*WRITTEN REQUEST*.
Output each entry exactly; skip nothing.

*EXTRACTED DATA*.
_ _ _ _ _
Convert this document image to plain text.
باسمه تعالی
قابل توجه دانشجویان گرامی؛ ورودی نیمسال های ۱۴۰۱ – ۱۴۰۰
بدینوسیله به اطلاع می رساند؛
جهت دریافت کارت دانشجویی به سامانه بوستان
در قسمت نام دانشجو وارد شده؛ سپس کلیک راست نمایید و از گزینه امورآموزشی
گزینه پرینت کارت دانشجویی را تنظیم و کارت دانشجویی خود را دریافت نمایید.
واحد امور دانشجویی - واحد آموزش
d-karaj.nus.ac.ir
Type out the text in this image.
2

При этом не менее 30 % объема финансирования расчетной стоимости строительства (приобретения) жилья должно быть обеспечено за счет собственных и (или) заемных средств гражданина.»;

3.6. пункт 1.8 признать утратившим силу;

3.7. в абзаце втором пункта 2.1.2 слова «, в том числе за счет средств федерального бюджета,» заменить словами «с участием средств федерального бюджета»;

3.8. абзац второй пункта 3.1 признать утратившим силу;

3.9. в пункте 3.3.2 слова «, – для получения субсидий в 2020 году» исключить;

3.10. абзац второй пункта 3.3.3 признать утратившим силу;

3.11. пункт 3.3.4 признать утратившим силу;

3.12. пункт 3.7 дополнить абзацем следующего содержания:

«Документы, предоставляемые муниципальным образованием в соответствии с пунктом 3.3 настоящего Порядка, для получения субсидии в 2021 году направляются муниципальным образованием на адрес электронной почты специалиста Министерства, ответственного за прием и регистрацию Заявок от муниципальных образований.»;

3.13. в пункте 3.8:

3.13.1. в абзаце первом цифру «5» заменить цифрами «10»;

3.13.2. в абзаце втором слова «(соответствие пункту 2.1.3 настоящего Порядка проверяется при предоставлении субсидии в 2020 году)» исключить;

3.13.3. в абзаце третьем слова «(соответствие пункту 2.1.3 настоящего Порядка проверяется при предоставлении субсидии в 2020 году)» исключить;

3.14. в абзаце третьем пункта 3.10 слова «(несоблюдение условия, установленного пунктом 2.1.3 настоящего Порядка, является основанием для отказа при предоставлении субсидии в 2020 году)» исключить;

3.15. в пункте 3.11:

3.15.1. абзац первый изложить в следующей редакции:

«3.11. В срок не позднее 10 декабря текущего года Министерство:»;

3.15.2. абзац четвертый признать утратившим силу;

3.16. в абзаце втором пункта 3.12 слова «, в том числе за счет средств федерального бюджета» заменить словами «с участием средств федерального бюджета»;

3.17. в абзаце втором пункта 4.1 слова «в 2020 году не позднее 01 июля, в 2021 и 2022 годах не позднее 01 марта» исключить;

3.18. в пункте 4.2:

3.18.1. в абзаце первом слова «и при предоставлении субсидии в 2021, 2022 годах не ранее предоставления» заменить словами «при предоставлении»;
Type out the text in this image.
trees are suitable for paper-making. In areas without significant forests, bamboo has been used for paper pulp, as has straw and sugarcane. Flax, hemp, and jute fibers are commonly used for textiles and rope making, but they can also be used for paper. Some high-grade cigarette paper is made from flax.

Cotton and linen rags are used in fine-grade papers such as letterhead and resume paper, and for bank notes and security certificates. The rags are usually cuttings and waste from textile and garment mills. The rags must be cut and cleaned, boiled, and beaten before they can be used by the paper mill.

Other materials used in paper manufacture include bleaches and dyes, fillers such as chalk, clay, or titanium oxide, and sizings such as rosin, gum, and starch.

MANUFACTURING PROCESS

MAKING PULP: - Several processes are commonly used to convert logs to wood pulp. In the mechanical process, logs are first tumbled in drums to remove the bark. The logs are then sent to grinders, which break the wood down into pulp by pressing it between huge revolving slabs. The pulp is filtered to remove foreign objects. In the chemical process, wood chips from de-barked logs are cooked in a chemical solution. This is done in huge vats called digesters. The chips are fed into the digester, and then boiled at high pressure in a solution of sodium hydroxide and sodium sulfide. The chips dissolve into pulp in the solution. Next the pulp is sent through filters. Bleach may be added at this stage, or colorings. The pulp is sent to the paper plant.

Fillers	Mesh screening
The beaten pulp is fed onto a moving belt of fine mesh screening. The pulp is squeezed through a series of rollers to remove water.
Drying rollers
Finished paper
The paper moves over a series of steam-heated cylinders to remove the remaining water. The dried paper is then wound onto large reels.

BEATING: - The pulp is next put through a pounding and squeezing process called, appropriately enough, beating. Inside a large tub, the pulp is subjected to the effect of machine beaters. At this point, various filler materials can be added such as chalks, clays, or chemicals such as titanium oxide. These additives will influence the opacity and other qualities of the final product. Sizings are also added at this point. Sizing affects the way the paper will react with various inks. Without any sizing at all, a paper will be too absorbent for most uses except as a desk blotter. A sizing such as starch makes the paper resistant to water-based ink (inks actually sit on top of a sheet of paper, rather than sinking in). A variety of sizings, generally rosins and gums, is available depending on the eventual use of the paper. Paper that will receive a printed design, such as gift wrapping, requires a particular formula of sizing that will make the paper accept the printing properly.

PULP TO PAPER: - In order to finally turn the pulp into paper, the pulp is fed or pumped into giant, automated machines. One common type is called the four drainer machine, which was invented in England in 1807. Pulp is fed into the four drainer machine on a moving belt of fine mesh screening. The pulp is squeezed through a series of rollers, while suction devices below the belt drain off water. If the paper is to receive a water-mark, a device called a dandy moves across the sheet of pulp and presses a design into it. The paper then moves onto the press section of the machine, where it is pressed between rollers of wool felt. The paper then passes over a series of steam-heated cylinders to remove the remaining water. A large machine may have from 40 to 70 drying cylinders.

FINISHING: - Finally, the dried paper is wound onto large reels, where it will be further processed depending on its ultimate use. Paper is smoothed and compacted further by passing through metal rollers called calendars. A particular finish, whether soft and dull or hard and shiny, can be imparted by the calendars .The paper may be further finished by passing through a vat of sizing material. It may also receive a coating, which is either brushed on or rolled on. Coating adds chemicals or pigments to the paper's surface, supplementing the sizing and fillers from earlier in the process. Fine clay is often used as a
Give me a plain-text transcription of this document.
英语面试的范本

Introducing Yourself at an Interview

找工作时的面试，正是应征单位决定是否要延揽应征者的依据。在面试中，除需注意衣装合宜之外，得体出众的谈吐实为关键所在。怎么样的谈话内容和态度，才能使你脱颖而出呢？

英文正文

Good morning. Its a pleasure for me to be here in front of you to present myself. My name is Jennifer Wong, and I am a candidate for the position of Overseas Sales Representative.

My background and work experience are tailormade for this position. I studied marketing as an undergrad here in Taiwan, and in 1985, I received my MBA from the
_ _ _ _ _
*WRITTEN REPLY*.
Convert this document image to plain text.
باسمه تعالی
قابل توجه دانشجویان گرامی؛ ورودی نیمسال های ۱۴۰۱ – ۱۴۰۰
بدینوسیله به اطلاع می رساند؛
جهت دریافت کارت دانشجویی به سامانه بوستان
در قسمت نام دانشجو وارد شده؛ سپس کلیک راست نمایید و از گزینه امورآموزشی
گزینه پرینت کارت دانشجویی را تنظیم و کارت دانشجویی خود را دریافت نمایید.
واحد امور دانشجویی - واحد آموزش
d-karaj.nus.ac.ir
Type out the text in this image.
2

При этом не менее 30 % объема финансирования расчетной стоимости строительства (приобретения) жилья должно быть обеспечено за счет собственных и (или) заемных средств гражданина.»;

3.6. пункт 1.8 признать утратившим силу;

3.7. в абзаце втором пункта 2.1.2 слова «, в том числе за счет средств федерального бюджета,» заменить словами «с участием средств федерального бюджета»;

3.8. абзац второй пункта 3.1 признать утратившим силу;

3.9. в пункте 3.3.2 слова «, – для получения субсидий в 2020 году» исключить;

3.10. абзац второй пункта 3.3.3 признать утратившим силу;

3.11. пункт 3.3.4 признать утратившим силу;

3.12. пункт 3.7 дополнить абзацем следующего содержания:

«Документы, предоставляемые муниципальным образованием в соответствии с пунктом 3.3 настоящего Порядка, для получения субсидии в 2021 году направляются муниципальным образованием на адрес электронной почты специалиста Министерства, ответственного за прием и регистрацию Заявок от муниципальных образований.»;

3.13. в пункте 3.8:

3.13.1. в абзаце первом цифру «5» заменить цифрами «10»;

3.13.2. в абзаце втором слова «(соответствие пункту 2.1.3 настоящего Порядка проверяется при предоставлении субсидии в 2020 году)» исключить;

3.13.3. в абзаце третьем слова «(соответствие пункту 2.1.3 настоящего Порядка проверяется при предоставлении субсидии в 2020 году)» исключить;

3.14. в абзаце третьем пункта 3.10 слова «(несоблюдение условия, установленного пунктом 2.1.3 настоящего Порядка, является основанием для отказа при предоставлении субсидии в 2020 году)» исключить;

3.15. в пункте 3.11:

3.15.1. абзац первый изложить в следующей редакции:

«3.11. В срок не позднее 10 декабря текущего года Министерство:»;

3.15.2. абзац четвертый признать утратившим силу;

3.16. в абзаце втором пункта 3.12 слова «, в том числе за счет средств федерального бюджета» заменить словами «с участием средств федерального бюджета»;

3.17. в абзаце втором пункта 4.1 слова «в 2020 году не позднее 01 июля, в 2021 и 2022 годах не позднее 01 марта» исключить;

3.18. в пункте 4.2:

3.18.1. в абзаце первом слова «и при предоставлении субсидии в 2021, 2022 годах не ранее предоставления» заменить словами «при предоставлении»;
Type out the text in this image.
trees are suitable for paper-making. In areas without significant forests, bamboo has been used for paper pulp, as has straw and sugarcane. Flax, hemp, and jute fibers are commonly used for textiles and rope making, but they can also be used for paper. Some high-grade cigarette paper is made from flax.

Cotton and linen rags are used in fine-grade papers such as letterhead and resume paper, and for bank notes and security certificates. The rags are usually cuttings and waste from textile and garment mills. The rags must be cut and cleaned, boiled, and beaten before they can be used by the paper mill.

Other materials used in paper manufacture include bleaches and dyes, fillers such as chalk, clay, or titanium oxide, and sizings such as rosin, gum, and starch.

MANUFACTURING PROCESS

MAKING PULP: - Several processes are commonly used to convert logs to wood pulp. In the mechanical process, logs are first tumbled in drums to remove the bark. The logs are then sent to grinders, which break the wood down into pulp by pressing it between huge revolving slabs. The pulp is filtered to remove foreign objects. In the chemical process, wood chips from de-barked logs are cooked in a chemical solution. This is done in huge vats called digesters. The chips are fed into the digester, and then boiled at high pressure in a solution of sodium hydroxide and sodium sulfide. The chips dissolve into pulp in the solution. Next the pulp is sent through filters. Bleach may be added at this stage, or colorings. The pulp is sent to the paper plant.

Fillers	Mesh screening
The beaten pulp is fed onto a moving belt of fine mesh screening. The pulp is squeezed through a series of rollers to remove water.
Drying rollers
Finished paper
The paper moves over a series of steam-heated cylinders to remove the remaining water. The dried paper is then wound onto large reels.

BEATING: - The pulp is next put through a pounding and squeezing process called, appropriately enough, beating. Inside a large tub, the pulp is subjected to the effect of machine beaters. At this point, various filler materials can be added such as chalks, clays, or chemicals such as titanium oxide. These additives will influence the opacity and other qualities of the final product. Sizings are also added at this point. Sizing affects the way the paper will react with various inks. Without any sizing at all, a paper will be too absorbent for most uses except as a desk blotter. A sizing such as starch makes the paper resistant to water-based ink (inks actually sit on top of a sheet of paper, rather than sinking in). A variety of sizings, generally rosins and gums, is available depending on the eventual use of the paper. Paper that will receive a printed design, such as gift wrapping, requires a particular formula of sizing that will make the paper accept the printing properly.

PULP TO PAPER: - In order to finally turn the pulp into paper, the pulp is fed or pumped into giant, automated machines. One common type is called the four drainer machine, which was invented in England in 1807. Pulp is fed into the four drainer machine on a moving belt of fine mesh screening. The pulp is squeezed through a series of rollers, while suction devices below the belt drain off water. If the paper is to receive a water-mark, a device called a dandy moves across the sheet of pulp and presses a design into it. The paper then moves onto the press section of the machine, where it is pressed between rollers of wool felt. The paper then passes over a series of steam-heated cylinders to remove the remaining water. A large machine may have from 40 to 70 drying cylinders.

FINISHING: - Finally, the dried paper is wound onto large reels, where it will be further processed depending on its ultimate use. Paper is smoothed and compacted further by passing through metal rollers called calendars. A particular finish, whether soft and dull or hard and shiny, can be imparted by the calendars .The paper may be further finished by passing through a vat of sizing material. It may also receive a coating, which is either brushed on or rolled on. Coating adds chemicals or pigments to the paper's surface, supplementing the sizing and fillers from earlier in the process. Fine clay is often used as a
Give me a plain-text transcription of this document.
英语面试的范本

Introducing Yourself at an Interview

找工作时的面试，正是应征单位决定是否要延揽应征者的依据。在面试中，除需注意衣装合宜之外，得体出众的谈吐实为关键所在。怎么样的谈话内容和态度，才能使你脱颖而出呢？

英文正文

Good morning. Its a pleasure for me to be here in front of you to present myself. My name is Jennifer Wong, and I am a candidate for the position of Overseas Sales Representative.

My background and work experience are tailormade for this position. I studied marketing as an undergrad here in Taiwan, and in 1985, I received my MBA from the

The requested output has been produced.